- **Given information**:
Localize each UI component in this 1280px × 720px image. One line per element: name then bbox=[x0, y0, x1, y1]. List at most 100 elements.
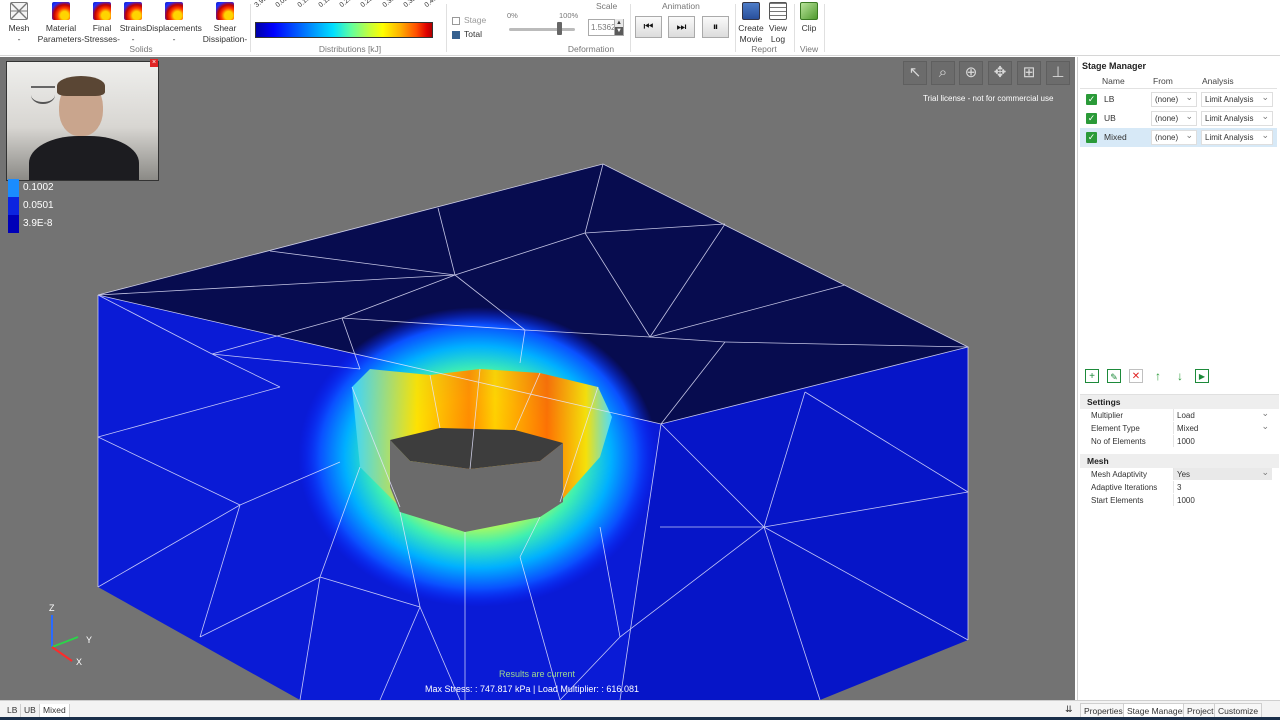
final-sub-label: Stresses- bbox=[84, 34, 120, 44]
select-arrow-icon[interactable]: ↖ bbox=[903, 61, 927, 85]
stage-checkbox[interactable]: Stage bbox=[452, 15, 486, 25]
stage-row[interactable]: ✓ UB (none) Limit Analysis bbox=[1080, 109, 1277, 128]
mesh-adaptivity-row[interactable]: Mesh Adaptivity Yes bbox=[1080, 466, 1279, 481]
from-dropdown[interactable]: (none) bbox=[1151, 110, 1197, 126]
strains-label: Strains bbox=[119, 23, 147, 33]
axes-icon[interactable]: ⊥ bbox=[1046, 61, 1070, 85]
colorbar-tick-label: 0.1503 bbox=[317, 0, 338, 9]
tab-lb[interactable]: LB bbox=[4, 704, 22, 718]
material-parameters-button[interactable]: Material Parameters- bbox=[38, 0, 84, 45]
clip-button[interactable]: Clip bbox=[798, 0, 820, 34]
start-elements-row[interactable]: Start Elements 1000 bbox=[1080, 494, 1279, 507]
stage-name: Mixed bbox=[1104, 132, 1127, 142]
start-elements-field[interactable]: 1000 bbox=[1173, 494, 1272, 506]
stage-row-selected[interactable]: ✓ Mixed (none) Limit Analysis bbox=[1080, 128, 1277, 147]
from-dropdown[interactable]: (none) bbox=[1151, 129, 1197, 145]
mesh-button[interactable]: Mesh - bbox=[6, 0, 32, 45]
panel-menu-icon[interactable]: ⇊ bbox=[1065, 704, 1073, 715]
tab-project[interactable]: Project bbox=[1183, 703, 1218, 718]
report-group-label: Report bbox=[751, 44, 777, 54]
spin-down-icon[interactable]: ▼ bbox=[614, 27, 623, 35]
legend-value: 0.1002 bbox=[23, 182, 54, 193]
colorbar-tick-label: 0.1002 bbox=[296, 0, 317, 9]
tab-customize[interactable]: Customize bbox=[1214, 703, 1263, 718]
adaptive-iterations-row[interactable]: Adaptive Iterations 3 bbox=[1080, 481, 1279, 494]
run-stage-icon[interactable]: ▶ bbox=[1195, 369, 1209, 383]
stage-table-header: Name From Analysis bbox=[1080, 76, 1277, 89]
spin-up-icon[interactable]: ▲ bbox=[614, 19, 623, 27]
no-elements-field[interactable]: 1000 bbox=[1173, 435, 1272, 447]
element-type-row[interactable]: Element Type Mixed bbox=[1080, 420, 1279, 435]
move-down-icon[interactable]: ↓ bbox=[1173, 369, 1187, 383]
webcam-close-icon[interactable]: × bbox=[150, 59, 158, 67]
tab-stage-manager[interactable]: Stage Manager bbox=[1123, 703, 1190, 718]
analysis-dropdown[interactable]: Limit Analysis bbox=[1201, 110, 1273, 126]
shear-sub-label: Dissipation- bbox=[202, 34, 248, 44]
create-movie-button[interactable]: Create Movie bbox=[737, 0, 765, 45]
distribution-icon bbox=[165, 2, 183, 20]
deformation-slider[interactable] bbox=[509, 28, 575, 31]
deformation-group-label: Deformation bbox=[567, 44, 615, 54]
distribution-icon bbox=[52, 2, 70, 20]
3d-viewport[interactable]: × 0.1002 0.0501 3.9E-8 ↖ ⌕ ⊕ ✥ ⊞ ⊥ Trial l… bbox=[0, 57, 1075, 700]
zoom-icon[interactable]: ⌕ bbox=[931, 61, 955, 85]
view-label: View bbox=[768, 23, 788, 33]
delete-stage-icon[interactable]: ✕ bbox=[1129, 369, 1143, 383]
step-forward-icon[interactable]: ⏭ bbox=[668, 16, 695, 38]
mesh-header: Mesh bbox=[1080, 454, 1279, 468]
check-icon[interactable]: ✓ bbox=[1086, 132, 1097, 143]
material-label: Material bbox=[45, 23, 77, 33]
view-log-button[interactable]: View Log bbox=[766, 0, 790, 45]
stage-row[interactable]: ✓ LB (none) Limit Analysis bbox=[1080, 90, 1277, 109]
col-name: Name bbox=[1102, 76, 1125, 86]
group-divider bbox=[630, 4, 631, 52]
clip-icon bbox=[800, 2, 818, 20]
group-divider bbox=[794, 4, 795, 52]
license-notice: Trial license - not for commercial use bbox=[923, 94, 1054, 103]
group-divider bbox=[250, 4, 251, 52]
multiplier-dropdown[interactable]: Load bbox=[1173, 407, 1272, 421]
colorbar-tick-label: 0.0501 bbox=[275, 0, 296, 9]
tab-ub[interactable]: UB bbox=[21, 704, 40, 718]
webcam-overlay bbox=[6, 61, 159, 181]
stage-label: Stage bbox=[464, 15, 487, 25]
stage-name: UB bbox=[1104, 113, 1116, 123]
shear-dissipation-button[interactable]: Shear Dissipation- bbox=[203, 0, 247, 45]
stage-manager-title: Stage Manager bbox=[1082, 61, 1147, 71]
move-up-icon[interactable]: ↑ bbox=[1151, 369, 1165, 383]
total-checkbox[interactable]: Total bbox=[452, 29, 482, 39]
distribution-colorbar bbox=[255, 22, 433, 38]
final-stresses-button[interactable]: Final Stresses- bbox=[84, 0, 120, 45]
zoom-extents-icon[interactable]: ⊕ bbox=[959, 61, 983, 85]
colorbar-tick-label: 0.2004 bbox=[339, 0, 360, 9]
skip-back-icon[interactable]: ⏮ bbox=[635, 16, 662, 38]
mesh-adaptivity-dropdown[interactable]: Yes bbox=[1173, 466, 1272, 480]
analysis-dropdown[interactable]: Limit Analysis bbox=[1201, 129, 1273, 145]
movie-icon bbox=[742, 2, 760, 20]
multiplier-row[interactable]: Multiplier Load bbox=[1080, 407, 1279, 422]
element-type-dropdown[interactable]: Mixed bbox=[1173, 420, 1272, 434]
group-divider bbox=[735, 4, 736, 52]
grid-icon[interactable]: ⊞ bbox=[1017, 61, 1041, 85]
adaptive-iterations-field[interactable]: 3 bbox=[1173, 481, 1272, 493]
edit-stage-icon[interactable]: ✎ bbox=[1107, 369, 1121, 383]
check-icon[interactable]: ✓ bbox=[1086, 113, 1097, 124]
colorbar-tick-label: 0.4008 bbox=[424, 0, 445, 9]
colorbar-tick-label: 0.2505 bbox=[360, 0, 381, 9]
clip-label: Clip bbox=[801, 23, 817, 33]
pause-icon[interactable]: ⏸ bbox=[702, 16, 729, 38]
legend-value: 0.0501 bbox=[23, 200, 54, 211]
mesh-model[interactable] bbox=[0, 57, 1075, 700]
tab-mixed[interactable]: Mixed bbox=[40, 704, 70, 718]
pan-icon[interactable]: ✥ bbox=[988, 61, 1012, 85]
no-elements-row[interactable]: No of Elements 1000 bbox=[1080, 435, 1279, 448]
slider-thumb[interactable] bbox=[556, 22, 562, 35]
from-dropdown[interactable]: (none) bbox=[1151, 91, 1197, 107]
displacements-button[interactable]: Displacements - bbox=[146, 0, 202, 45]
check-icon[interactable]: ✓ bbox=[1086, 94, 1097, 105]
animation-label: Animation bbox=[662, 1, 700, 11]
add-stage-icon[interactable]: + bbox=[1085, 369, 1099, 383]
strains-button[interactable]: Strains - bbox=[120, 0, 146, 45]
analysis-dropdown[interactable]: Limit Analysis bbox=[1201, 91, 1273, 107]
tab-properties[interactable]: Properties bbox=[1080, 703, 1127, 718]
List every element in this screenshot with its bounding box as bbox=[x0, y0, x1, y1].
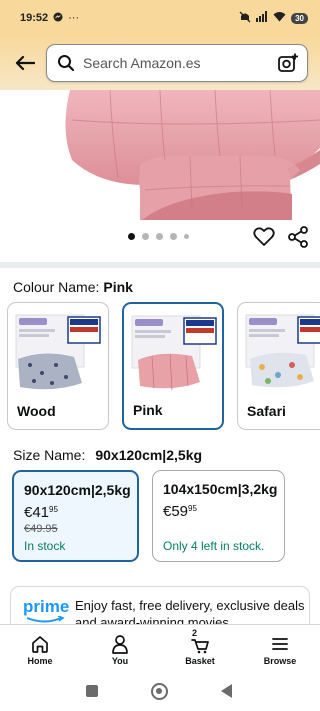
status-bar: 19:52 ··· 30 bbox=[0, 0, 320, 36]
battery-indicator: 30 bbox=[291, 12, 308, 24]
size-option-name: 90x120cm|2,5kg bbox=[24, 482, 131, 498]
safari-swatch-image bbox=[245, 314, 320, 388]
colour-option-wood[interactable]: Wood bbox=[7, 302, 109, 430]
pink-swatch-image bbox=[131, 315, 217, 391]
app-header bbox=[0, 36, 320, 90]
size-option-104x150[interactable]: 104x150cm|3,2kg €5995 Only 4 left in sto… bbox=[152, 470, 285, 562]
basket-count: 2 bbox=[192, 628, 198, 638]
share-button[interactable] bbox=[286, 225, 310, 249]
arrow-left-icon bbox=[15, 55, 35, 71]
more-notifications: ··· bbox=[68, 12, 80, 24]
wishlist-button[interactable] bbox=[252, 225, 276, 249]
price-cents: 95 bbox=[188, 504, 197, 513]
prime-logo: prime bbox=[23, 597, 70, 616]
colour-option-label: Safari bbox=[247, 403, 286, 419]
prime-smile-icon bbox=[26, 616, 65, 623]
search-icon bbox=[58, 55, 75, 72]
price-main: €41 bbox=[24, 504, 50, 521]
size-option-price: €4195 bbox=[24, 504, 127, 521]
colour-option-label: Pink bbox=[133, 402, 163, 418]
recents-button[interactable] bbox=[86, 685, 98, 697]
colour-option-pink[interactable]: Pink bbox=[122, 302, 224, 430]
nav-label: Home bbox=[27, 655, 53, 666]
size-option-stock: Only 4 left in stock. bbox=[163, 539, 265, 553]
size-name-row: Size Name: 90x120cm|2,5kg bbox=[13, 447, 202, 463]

- **What you should do**: Recast the rows starting at the one that contains "status-bar: 19:52 ··· 30 bbox=[0, 0, 320, 36]" and ending at the one that contains "wishlist-button[interactable] bbox=[252, 225, 276, 249]" as a JSON list of strings, one string per row, leaving out any blank ones.

- **Worked solution**:
[
  "status-bar: 19:52 ··· 30 bbox=[0, 0, 320, 36]",
  "battery-indicator: 30 bbox=[291, 12, 308, 24]",
  "size-option-name: 90x120cm|2,5kg bbox=[24, 482, 131, 498]",
  "safari-swatch-image bbox=[245, 314, 320, 388]",
  "colour-option-wood[interactable]: Wood bbox=[7, 302, 109, 430]",
  "pink-swatch-image bbox=[131, 315, 217, 391]",
  "app-header bbox=[0, 36, 320, 90]",
  "size-option-104x150[interactable]: 104x150cm|3,2kg €5995 Only 4 left in sto… bbox=[152, 470, 285, 562]",
  "basket-count: 2 bbox=[192, 628, 198, 638]",
  "share-button[interactable] bbox=[286, 225, 310, 249]",
  "arrow-left-icon bbox=[15, 55, 35, 71]",
  "more-notifications: ··· bbox=[68, 12, 80, 24]",
  "wishlist-button[interactable] bbox=[252, 225, 276, 249]"
]